• [TASK TO COMPLETE] Look through the records below and collect all lines that hold the string "knowledge".

• [INPUT MATERIAL]
----------
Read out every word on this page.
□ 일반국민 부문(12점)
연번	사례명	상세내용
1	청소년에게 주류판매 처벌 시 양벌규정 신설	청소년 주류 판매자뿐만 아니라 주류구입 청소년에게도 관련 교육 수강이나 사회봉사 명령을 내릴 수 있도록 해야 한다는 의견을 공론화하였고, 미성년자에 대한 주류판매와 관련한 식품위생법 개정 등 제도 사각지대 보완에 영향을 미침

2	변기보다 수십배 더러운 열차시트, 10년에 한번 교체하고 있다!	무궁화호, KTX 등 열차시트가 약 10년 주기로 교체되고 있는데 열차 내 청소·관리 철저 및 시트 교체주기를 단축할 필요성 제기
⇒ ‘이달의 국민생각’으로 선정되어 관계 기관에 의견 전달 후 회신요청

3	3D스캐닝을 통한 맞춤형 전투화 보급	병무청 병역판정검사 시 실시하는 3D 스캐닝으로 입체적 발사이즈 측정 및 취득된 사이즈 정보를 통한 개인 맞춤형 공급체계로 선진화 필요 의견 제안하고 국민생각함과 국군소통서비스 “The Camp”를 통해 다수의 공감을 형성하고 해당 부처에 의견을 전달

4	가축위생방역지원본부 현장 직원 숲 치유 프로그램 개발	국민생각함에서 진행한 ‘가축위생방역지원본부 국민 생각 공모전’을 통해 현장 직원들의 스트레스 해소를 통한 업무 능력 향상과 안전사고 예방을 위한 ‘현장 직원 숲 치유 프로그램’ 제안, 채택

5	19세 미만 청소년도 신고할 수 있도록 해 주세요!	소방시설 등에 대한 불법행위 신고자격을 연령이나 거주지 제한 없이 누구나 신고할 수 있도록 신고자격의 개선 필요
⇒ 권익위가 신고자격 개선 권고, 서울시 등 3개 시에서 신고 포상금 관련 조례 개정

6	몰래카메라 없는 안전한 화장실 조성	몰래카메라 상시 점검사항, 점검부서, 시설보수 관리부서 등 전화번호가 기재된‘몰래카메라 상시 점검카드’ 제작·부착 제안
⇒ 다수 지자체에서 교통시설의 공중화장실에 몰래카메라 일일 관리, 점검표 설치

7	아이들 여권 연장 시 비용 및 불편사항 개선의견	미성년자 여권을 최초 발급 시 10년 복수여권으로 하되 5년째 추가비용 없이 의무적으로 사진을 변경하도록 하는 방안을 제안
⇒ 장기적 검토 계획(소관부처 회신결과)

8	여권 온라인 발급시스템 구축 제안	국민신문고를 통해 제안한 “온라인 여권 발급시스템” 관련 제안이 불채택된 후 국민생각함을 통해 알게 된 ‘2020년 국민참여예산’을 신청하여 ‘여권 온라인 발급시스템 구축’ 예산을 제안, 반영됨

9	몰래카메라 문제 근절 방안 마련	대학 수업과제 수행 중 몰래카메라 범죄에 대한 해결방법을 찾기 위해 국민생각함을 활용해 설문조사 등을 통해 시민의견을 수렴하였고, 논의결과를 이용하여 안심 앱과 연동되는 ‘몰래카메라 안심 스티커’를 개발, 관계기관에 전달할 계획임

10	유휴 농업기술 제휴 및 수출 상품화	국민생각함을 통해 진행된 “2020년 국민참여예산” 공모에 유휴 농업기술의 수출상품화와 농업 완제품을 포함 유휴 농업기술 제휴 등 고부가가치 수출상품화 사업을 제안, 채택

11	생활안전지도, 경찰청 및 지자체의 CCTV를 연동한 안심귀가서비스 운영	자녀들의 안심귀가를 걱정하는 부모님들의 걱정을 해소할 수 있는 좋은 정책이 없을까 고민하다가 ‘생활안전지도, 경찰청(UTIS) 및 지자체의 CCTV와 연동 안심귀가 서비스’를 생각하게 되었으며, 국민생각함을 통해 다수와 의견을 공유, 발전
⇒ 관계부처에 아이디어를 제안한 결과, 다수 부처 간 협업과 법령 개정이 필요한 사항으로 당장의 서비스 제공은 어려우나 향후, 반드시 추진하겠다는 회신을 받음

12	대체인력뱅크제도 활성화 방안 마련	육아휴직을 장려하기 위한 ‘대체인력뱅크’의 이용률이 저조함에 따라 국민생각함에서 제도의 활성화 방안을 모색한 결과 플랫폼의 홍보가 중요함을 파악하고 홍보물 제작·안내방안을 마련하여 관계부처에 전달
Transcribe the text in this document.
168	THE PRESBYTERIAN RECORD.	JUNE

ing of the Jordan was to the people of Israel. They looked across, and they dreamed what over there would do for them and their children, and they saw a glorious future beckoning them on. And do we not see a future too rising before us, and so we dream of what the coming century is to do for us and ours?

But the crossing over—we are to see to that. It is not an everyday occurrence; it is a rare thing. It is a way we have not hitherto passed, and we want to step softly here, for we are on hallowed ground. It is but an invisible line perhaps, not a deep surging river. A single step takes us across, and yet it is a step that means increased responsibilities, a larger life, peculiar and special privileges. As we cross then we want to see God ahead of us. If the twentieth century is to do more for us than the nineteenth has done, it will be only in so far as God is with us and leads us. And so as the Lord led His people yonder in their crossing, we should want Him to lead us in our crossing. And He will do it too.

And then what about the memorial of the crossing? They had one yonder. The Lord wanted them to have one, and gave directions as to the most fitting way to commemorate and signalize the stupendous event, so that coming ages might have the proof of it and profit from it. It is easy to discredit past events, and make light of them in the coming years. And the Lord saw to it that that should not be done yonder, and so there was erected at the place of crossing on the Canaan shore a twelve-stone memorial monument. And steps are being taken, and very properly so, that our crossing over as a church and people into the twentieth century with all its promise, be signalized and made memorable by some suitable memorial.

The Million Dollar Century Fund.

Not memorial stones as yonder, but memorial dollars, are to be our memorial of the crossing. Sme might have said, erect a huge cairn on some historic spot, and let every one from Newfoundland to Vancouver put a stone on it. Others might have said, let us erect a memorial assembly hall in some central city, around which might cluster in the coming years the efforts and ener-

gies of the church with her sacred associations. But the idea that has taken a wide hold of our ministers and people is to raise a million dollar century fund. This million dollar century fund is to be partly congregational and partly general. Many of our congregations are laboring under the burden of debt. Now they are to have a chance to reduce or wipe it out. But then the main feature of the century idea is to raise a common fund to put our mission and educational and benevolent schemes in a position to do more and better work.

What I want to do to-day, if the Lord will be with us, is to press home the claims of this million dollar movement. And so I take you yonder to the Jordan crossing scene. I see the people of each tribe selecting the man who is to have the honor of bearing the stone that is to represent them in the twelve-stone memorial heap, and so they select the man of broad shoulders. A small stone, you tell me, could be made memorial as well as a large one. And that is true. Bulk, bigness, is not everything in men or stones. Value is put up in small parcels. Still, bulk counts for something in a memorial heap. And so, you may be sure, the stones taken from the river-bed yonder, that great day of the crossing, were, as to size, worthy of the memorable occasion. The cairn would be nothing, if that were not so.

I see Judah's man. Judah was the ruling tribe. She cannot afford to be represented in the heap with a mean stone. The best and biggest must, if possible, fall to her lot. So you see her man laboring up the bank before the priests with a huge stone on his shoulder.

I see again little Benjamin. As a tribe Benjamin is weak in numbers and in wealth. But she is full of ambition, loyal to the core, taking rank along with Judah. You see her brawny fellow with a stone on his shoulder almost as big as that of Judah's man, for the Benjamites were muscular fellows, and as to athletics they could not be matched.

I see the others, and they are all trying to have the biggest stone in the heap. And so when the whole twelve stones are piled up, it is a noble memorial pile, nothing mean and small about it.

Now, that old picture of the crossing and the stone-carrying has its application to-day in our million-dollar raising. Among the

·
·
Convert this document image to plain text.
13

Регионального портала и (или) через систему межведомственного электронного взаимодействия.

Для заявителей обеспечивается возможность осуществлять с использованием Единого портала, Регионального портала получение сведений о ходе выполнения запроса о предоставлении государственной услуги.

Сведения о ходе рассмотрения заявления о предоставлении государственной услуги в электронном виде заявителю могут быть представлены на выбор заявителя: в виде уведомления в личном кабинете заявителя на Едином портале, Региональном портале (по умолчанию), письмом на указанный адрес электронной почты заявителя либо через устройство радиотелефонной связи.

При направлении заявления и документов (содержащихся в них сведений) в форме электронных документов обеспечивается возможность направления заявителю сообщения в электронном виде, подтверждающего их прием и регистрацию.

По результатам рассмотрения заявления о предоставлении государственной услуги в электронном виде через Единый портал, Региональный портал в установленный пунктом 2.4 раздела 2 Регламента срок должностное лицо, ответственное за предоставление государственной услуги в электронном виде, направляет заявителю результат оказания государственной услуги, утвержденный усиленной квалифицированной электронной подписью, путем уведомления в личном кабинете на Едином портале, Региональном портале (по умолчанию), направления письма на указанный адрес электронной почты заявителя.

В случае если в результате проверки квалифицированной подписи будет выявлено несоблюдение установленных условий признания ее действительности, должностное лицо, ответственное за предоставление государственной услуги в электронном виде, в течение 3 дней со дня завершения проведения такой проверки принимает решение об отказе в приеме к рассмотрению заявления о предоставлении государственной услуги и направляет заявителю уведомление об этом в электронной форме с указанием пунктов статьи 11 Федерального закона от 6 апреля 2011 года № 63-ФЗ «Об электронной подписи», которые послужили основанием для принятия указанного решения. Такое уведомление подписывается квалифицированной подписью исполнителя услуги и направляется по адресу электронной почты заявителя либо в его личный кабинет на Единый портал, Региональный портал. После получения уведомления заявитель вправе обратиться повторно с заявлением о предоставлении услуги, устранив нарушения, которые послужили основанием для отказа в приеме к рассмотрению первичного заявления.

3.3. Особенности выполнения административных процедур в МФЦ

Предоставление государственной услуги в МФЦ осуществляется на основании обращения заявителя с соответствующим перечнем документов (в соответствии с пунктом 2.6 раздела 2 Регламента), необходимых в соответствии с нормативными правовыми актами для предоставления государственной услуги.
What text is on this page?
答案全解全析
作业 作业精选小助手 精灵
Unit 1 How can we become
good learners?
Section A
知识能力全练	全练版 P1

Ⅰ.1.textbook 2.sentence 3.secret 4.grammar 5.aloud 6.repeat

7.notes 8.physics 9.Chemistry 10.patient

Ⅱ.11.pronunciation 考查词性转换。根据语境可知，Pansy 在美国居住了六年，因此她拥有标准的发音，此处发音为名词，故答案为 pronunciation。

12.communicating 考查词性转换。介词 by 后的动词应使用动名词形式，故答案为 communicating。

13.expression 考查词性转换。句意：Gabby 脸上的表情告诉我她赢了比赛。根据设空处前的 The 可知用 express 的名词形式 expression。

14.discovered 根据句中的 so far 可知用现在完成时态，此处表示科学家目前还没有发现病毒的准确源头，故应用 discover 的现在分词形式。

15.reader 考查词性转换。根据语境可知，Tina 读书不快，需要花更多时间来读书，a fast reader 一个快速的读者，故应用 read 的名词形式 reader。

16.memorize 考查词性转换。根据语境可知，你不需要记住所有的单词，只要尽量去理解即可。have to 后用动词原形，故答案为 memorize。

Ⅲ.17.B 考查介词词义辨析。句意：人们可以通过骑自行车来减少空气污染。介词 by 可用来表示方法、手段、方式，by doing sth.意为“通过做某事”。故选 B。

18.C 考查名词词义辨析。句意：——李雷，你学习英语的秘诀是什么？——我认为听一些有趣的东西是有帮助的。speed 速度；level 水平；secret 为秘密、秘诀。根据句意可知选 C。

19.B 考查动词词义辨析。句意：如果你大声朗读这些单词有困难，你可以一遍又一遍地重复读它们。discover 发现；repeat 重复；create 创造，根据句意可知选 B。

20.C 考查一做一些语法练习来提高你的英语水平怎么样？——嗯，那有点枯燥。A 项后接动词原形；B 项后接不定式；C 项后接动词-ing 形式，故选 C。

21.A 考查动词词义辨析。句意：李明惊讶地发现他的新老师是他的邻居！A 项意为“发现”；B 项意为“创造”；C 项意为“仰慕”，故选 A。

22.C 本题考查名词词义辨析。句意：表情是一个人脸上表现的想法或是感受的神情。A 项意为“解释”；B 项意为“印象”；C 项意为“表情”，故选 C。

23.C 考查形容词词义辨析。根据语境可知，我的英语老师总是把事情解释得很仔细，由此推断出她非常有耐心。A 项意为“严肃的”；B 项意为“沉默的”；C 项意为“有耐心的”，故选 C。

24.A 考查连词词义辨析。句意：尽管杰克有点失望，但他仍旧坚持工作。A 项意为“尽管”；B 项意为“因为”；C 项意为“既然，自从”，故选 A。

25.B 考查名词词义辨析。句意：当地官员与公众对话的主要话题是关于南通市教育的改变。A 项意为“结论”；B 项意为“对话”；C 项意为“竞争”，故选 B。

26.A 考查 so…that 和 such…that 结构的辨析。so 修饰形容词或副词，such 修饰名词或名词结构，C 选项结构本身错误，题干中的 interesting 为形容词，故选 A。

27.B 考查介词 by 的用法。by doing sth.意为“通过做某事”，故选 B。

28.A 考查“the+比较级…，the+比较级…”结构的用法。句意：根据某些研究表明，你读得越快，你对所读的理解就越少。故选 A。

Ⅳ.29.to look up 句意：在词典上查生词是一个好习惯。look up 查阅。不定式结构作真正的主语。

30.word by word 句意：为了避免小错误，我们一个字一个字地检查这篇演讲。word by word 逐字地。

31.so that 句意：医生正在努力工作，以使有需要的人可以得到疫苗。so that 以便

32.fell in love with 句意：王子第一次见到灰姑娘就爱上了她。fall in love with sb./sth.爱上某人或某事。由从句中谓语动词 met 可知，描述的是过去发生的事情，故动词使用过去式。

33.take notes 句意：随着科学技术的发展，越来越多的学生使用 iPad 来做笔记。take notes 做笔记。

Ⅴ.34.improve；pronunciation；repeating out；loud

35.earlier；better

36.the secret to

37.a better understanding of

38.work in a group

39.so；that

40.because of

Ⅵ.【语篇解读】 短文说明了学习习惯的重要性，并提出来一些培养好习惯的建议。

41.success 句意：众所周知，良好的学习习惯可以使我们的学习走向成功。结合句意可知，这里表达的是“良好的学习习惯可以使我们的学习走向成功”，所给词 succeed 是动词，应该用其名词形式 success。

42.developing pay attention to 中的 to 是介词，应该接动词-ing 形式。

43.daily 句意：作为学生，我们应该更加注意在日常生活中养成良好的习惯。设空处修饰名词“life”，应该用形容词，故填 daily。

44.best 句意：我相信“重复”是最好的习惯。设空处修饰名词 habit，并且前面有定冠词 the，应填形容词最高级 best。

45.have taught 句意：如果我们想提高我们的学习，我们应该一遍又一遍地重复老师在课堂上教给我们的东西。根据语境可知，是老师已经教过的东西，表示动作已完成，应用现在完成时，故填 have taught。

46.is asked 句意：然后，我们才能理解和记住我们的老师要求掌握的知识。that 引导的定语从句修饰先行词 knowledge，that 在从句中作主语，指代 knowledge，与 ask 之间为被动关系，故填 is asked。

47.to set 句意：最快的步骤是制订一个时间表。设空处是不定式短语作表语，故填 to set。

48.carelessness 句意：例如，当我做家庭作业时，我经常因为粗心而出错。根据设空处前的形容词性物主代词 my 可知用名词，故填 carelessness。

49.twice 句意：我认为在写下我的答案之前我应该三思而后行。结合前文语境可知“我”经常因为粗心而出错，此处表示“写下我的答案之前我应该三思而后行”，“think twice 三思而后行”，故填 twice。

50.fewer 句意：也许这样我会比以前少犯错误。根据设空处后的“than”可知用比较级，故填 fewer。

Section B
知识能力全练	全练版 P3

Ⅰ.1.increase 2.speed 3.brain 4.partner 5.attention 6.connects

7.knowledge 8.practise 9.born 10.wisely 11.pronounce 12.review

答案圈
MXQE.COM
----------
• [EXPECTED OUTPUT]
46.is asked 句意：然后，我们才能理解和记住我们的老师要求掌握的知识。that 引导的定语从句修饰先行词 knowledge，that 在从句中作主语，指代 knowledge，与 ask 之间为被动关系，故填 is asked。
7.knowledge 8.practise 9.born 10.wisely 11.pronounce 12.review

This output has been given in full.